◆ **Exercise brief**
Identify the lines that contain the string "rows", then copy each of them.

◆ **Working data**
— BEGIN —

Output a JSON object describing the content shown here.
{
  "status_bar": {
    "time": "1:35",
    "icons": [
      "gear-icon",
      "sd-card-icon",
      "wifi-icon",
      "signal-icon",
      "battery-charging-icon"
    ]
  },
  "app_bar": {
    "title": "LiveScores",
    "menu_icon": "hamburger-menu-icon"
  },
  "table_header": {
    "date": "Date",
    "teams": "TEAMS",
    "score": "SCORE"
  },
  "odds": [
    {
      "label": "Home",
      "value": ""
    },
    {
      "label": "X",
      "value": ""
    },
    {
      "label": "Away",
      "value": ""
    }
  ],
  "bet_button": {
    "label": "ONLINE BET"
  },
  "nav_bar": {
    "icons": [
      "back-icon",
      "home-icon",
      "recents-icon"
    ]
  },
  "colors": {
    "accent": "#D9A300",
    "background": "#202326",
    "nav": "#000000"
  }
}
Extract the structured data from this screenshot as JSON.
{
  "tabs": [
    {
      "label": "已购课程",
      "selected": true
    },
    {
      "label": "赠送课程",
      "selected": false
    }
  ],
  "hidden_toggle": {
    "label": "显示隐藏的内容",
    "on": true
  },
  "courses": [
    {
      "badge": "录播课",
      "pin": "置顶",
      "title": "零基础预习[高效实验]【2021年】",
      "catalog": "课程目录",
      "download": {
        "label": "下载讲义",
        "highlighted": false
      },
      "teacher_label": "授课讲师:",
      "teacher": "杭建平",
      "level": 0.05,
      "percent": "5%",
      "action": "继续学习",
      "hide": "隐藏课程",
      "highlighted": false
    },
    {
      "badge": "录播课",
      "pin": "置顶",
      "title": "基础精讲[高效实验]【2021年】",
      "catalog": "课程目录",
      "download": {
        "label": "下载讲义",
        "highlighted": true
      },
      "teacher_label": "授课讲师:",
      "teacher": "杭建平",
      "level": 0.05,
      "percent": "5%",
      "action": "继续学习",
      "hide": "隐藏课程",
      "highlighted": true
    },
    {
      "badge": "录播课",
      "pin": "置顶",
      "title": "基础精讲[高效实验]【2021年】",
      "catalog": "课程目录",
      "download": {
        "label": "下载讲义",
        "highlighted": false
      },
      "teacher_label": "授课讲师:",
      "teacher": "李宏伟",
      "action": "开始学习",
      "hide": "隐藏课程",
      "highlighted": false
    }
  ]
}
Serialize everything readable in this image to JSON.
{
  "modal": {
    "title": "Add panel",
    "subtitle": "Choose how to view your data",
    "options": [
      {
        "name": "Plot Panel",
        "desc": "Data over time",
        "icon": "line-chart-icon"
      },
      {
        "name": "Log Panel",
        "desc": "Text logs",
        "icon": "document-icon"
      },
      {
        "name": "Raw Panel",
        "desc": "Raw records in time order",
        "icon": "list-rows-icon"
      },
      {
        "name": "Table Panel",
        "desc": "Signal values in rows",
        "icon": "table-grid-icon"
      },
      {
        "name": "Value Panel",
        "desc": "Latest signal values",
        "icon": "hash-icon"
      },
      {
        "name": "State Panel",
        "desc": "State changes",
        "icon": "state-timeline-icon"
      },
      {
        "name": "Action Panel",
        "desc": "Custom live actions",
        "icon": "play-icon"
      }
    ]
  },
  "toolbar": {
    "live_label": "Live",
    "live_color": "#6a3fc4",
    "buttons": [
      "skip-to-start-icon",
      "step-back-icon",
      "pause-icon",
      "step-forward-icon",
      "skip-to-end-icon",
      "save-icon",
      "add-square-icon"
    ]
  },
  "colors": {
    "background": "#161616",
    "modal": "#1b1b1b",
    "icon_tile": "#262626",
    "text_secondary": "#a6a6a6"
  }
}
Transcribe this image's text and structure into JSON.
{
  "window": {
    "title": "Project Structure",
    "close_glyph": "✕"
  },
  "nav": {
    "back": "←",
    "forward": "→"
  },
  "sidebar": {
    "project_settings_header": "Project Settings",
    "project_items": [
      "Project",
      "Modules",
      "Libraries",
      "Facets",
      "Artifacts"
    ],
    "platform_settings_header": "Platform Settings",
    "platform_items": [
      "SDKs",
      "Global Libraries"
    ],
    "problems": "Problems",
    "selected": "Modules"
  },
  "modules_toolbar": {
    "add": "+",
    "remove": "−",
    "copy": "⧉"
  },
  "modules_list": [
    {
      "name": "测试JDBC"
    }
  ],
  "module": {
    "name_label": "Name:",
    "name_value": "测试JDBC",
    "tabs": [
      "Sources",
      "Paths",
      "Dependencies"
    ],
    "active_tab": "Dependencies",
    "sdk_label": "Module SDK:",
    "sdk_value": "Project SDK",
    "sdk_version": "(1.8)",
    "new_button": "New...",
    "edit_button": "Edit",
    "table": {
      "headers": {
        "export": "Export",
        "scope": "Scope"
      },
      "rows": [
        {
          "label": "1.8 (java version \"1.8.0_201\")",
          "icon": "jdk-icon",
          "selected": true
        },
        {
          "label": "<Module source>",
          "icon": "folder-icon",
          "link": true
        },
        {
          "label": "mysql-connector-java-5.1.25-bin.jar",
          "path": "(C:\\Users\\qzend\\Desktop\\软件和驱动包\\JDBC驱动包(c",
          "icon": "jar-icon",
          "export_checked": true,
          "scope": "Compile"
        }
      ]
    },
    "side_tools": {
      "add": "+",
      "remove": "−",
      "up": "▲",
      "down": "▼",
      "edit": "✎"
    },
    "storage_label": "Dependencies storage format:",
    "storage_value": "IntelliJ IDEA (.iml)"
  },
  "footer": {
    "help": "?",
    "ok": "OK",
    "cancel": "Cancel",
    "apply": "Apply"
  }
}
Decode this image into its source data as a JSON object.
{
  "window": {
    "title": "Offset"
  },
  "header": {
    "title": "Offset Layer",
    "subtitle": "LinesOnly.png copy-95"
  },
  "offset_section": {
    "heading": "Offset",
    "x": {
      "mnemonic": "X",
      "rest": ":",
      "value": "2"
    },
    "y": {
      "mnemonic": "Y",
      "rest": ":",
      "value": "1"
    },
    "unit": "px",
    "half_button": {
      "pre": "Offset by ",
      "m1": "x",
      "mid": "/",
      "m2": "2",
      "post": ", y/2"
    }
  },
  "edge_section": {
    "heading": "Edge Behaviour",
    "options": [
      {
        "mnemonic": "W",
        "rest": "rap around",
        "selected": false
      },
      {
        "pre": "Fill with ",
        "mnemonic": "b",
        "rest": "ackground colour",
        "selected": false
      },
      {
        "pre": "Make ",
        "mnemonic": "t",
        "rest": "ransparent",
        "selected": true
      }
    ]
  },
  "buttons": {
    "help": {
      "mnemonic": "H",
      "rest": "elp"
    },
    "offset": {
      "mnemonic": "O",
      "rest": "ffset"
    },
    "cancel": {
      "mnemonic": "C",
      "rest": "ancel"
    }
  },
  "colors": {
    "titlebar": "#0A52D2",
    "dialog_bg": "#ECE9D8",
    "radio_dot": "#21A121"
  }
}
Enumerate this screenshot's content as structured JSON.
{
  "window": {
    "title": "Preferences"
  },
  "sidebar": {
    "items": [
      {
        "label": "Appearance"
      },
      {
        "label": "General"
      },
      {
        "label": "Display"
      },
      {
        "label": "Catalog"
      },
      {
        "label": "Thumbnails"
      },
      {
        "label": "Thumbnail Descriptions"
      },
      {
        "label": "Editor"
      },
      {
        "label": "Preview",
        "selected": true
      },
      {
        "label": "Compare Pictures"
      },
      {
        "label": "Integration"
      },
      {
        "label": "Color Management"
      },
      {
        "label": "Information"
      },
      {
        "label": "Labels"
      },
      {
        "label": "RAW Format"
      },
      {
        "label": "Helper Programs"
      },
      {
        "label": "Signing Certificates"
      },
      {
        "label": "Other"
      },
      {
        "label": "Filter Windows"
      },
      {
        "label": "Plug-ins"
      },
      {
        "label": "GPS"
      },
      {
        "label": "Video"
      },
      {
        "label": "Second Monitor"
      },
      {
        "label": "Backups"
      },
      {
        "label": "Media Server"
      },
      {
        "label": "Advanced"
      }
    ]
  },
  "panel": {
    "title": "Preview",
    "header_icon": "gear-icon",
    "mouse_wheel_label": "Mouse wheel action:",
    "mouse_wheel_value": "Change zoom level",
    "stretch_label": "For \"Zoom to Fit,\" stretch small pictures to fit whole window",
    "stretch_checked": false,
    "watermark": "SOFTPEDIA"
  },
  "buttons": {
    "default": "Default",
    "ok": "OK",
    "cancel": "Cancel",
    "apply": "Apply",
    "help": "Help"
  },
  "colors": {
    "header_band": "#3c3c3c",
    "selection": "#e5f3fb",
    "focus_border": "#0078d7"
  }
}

— END —

◆ **Full output**
        "icon": "list-rows-icon"
        "desc": "Signal values in rows",
      "rows": [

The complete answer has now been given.